Reply from Hannah about everyone's feedback in this thread and in the comments section on the survey.

Quote:

"Hi everyone,
Firstly I would like to thank all of you who have completed the questionnaire so far, I have been thrilled with the response and I am extremely grateful for the honesty and openness with which many of you have responded. Secondly, I would like to thank all of you who have left me feedback, both on the questionnaire and here on the forum - it is really useful for me to hear what you think. Ultimately, I want the questionnaire to be as easy and trouble-free for you to complete as possible, so it is good to know some of the issues that have been highlighted. This is my attempt to address them.

Stored rows:
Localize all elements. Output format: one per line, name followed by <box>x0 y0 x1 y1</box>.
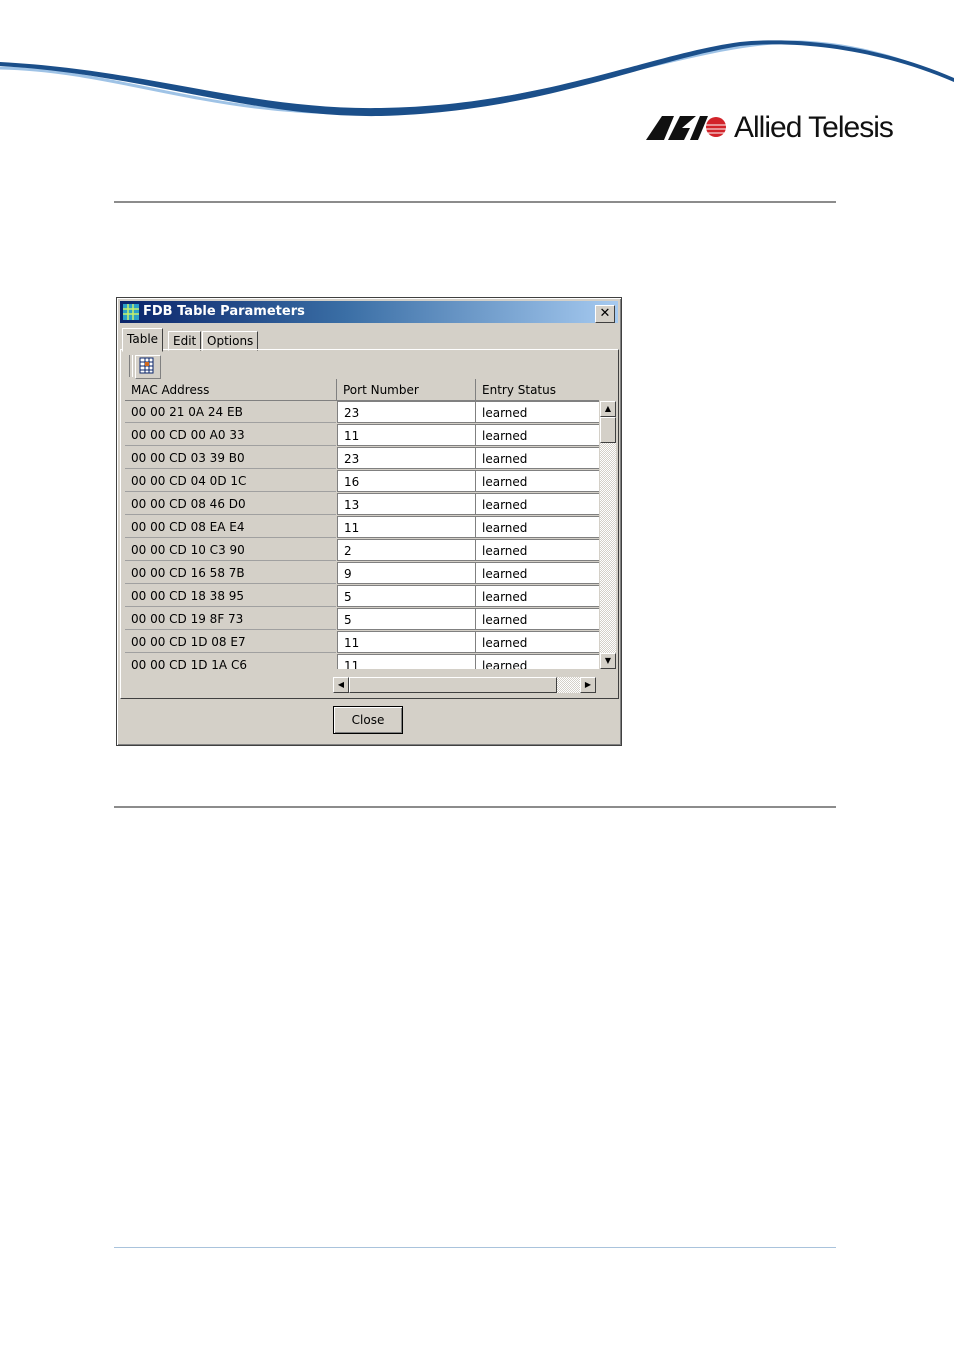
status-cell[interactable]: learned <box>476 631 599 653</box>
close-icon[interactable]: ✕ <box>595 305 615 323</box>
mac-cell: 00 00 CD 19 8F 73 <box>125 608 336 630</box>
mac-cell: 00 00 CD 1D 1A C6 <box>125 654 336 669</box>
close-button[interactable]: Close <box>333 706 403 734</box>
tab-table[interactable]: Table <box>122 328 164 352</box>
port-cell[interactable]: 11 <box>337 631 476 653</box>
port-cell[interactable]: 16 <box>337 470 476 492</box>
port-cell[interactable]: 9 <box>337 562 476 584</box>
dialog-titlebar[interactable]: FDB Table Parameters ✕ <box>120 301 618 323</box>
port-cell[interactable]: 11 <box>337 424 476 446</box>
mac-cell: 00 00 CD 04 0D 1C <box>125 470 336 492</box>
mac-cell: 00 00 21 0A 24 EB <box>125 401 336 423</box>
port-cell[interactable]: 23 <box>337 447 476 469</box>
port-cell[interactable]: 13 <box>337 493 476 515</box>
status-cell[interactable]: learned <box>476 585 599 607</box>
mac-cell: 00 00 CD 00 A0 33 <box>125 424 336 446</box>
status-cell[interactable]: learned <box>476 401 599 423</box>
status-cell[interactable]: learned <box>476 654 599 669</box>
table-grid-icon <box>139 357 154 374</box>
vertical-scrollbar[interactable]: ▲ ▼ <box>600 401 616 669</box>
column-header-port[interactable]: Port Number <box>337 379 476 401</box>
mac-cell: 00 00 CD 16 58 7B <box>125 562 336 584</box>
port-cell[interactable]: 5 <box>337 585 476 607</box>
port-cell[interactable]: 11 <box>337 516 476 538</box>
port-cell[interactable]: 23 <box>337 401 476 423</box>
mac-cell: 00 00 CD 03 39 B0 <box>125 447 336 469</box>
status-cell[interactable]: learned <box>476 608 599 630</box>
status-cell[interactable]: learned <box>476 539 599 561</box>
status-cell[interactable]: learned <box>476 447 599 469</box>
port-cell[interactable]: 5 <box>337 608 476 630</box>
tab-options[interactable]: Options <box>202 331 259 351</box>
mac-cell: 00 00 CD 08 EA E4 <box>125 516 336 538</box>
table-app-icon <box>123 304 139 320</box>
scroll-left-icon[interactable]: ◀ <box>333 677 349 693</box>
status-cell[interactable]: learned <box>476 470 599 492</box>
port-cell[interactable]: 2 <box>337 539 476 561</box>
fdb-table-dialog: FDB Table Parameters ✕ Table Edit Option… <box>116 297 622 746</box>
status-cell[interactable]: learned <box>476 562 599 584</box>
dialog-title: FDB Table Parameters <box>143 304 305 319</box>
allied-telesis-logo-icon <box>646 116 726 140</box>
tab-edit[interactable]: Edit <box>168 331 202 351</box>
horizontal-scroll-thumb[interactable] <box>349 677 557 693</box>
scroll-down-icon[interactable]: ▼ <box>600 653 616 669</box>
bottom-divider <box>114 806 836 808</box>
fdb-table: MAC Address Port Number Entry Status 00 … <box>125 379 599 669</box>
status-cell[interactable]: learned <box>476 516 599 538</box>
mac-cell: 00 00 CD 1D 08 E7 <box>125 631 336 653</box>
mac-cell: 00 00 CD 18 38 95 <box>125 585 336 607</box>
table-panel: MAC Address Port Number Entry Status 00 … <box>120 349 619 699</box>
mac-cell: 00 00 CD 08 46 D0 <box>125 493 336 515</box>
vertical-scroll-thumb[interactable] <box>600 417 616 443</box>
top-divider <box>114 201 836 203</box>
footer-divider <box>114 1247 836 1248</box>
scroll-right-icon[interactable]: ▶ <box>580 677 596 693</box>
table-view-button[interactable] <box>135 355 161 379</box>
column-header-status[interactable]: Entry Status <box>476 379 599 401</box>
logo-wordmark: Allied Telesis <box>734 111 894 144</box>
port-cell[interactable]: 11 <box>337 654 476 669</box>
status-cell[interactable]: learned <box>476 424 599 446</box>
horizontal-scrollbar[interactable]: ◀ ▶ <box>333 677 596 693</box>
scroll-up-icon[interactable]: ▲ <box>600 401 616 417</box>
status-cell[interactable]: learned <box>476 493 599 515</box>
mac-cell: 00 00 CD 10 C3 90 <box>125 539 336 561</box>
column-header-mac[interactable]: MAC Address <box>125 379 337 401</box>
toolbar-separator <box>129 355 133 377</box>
* * *
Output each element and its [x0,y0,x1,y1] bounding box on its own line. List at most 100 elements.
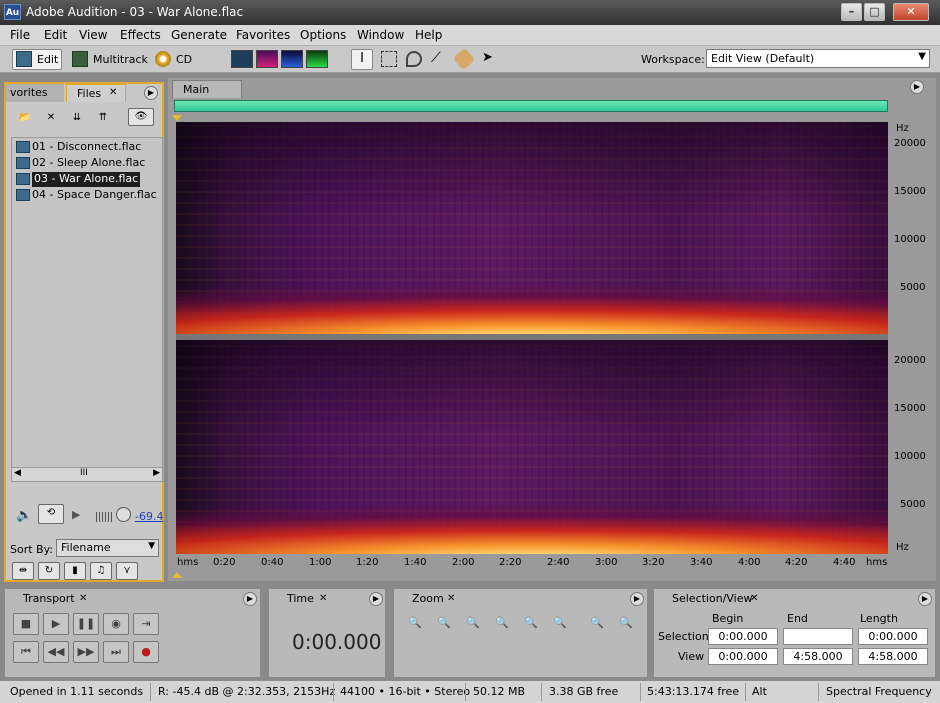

Work to do:
**a)** From the forum reply about the questionnaire, set down the part that opens with the words containing "Reply from Hannah" and closes with "to address them.".
**b)** In the forum reply about the questionnaire, how does Hannah want the questionnaire to be for people completing it?

Task-by-task outputs:
**a)**
Reply from Hannah about everyone's feedback in this thread and in the comments section on the survey.

Quote:

"Hi everyone,
Firstly I would like to thank all of you who have completed the questionnaire so far, I have been thrilled with the response and I am extremely grateful for the honesty and openness with which many of you have responded. Secondly, I would like to thank all of you who have left me feedback, both on the questionnaire and here on the forum - it is really useful for me to hear what you think. Ultimately, I want the questionnaire to be as easy and trouble-free for you to complete as possible, so it is good to know some of the issues that have been highlighted. This is my attempt to address them.

**b)** As easy and trouble-free to complete as possible.